• Given problem 1:
Quote the passage on why the assessment uses "systems" instead of "ecosystems," word for word and in full.

• Page extract:
The Condition and Trends Working Group uses the term ‘‘systems’’ in describing these chapters rather than the term ‘‘ecosystems.’’ This is for several reasons. First, the ‘‘systems’’ used are essentially reporting units, defined for pragmatic reasons. They represent easily recognizable broad categories of landscape or seascape, with their included human systems, and typically represent units or themes of management or intervention interest. Ecosystems, on the other hand, are theoretically defined by the interactions of their components.

The 10 selected systems assessed here cover much larger areas than most ecosystems in the strict sense and include areas of system type that are far apart (even isolated) and that thus interact only weakly. In fact, there may be stronger local interactions with embedded fragments of ecosystems of a different type rather than within the nominal type of the system. The ‘‘cultivated system,’’ for instance, considers a landscape where crop farming is a primary activity but that probably includes, as an integral part of that system, patches of rangeland, forest, water, and human settlements. Second, while it is recognized that humans are always part of ecosystems, the definitions of the systems used in this report take special note of the main patterns of human use. The systems are defined around the main bundles of services they typically supply and the nature of the impacts that human use has on those services. Information within the systems chapters is frequently presented by subsystems where appropriate. For example, the forest chapter deals separately with tropical, temperate, and boreal forests because they deliver different services; likewise, the coastal chapter deals explicitly with various coastal subsystems, such as mangroves, corals, and seagrasses.

• Input:
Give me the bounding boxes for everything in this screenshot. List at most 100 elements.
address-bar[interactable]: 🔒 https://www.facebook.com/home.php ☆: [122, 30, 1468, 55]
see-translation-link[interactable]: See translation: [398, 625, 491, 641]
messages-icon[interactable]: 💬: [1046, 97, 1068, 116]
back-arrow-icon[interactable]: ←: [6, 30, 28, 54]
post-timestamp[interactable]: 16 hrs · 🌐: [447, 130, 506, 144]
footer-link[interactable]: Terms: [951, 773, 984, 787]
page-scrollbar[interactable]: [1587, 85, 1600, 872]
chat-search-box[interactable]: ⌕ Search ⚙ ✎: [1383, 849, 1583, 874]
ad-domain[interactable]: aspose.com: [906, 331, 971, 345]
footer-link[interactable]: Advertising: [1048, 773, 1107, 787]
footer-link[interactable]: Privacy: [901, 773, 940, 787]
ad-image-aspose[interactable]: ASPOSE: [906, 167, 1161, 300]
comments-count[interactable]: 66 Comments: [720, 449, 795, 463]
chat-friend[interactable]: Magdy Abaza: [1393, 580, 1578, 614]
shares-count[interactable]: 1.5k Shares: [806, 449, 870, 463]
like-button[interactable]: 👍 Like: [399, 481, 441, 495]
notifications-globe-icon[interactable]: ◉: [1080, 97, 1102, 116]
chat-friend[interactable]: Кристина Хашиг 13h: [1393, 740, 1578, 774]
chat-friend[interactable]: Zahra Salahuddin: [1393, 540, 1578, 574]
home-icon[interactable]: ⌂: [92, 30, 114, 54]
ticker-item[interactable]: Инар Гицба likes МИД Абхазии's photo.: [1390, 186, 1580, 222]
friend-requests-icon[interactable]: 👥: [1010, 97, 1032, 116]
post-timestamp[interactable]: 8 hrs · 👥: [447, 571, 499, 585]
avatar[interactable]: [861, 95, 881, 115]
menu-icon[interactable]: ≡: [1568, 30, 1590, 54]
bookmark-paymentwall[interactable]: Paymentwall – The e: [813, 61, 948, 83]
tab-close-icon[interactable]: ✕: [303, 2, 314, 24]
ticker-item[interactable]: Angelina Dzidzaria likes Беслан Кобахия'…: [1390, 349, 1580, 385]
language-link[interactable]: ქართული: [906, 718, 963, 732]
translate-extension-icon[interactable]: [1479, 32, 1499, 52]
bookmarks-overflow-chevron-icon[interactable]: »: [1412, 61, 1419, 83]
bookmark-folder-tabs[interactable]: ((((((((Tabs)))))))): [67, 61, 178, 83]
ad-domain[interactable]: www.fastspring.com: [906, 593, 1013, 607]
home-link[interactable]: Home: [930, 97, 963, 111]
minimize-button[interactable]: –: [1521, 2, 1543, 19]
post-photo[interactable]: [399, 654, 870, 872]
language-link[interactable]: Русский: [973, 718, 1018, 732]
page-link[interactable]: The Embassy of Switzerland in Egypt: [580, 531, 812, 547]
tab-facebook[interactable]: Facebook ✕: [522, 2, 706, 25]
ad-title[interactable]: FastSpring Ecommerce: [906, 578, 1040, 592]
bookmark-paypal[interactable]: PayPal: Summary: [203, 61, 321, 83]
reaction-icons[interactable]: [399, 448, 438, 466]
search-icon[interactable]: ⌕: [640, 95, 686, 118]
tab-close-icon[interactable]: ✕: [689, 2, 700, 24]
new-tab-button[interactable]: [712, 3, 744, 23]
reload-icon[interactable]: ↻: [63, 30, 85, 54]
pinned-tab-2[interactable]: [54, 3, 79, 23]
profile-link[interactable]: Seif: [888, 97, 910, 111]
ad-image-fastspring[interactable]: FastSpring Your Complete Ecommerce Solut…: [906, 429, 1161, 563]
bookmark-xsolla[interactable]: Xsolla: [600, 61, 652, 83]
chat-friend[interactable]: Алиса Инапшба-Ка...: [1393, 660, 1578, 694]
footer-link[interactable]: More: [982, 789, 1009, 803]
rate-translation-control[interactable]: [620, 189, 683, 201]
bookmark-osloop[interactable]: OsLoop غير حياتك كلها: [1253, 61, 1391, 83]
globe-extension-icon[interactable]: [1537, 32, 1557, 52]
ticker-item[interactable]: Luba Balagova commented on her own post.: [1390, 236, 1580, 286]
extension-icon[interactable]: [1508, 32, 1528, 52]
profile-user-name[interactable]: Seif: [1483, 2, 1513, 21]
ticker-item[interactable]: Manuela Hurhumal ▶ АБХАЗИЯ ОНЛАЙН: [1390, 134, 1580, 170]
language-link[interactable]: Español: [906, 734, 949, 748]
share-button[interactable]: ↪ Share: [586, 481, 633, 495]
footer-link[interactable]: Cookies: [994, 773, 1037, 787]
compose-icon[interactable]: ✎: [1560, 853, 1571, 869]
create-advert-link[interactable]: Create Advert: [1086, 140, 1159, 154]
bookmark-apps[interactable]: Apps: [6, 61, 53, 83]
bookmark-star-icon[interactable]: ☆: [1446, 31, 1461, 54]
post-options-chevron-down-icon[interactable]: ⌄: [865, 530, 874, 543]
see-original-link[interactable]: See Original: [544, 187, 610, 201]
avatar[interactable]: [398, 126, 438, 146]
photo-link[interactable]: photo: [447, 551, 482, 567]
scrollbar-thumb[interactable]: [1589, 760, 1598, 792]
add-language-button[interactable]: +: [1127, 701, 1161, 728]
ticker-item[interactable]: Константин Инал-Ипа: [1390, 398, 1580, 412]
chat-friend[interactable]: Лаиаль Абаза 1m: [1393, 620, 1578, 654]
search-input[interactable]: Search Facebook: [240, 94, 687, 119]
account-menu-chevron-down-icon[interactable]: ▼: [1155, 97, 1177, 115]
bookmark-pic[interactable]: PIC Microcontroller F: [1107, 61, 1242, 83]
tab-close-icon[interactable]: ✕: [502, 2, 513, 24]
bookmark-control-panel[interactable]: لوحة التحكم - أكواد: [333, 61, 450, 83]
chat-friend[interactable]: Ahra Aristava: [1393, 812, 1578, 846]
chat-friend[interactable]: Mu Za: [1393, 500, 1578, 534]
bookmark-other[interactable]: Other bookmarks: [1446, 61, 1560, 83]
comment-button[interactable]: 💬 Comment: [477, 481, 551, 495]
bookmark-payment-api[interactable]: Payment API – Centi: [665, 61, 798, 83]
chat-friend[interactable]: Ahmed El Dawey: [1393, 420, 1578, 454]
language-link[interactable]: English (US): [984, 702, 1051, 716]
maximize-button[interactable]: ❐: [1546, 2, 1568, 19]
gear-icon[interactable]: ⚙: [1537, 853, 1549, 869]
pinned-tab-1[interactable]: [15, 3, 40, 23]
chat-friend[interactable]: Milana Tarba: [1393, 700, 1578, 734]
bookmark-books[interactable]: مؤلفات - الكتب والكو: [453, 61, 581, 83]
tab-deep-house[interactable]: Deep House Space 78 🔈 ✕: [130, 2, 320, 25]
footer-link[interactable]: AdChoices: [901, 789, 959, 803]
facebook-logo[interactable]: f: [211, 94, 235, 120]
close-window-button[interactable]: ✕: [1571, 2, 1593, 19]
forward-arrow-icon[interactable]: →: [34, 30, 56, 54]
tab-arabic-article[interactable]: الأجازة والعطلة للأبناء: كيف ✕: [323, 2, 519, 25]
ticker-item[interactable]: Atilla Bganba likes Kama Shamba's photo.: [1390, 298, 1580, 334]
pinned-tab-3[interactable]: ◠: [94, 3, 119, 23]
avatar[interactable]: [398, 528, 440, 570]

• Given problem 2:
Print the stretch of the records from their first line through the line containing "chat-search-box[interactable]: ⌕ Search", reproducing each line verbatim.

• Correct response 1:
The Condition and Trends Working Group uses the term ‘‘systems’’ in describing these chapters rather than the term ‘‘ecosystems.’’ This is for several reasons. First, the ‘‘systems’’ used are essentially reporting units, defined for pragmatic reasons. They represent easily recognizable broad categories of landscape or seascape, with their included human systems, and typically represent units or themes of management or intervention interest. Ecosystems, on the other hand, are theoretically defined by the interactions of their components.

The 10 selected systems assessed here cover much larger areas than most ecosystems in the strict sense and include areas of system type that are far apart (even isolated) and that thus interact only weakly. In fact, there may be stronger local interactions with embedded fragments of ecosystems of a different type rather than within the nominal type of the system. The ‘‘cultivated system,’’ for instance, considers a landscape where crop farming is a primary activity but that probably includes, as an integral part of that system, patches of rangeland, forest, water, and human settlements. Second, while it is recognized that humans are always part of ecosystems, the definitions of the systems used in this report take special note of the main patterns of human use. The systems are defined around the main bundles of services they typically supply and the nature of the impacts that human use has on those services. Information within the systems chapters is frequently presented by subsystems where appropriate. For example, the forest chapter deals separately with tropical, temperate, and boreal forests because they deliver different services; likewise, the coastal chapter deals explicitly with various coastal subsystems, such as mangroves, corals, and seagrasses.

• Correct response 2:
Give me the bounding boxes for everything in this screenshot. List at most 100 elements.
address-bar[interactable]: 🔒 https://www.facebook.com/home.php ☆: [122, 30, 1468, 55]
see-translation-link[interactable]: See translation: [398, 625, 491, 641]
messages-icon[interactable]: 💬: [1046, 97, 1068, 116]
back-arrow-icon[interactable]: ←: [6, 30, 28, 54]
post-timestamp[interactable]: 16 hrs · 🌐: [447, 130, 506, 144]
footer-link[interactable]: Terms: [951, 773, 984, 787]
page-scrollbar[interactable]: [1587, 85, 1600, 872]
chat-search-box[interactable]: ⌕ Search ⚙ ✎: [1383, 849, 1583, 874]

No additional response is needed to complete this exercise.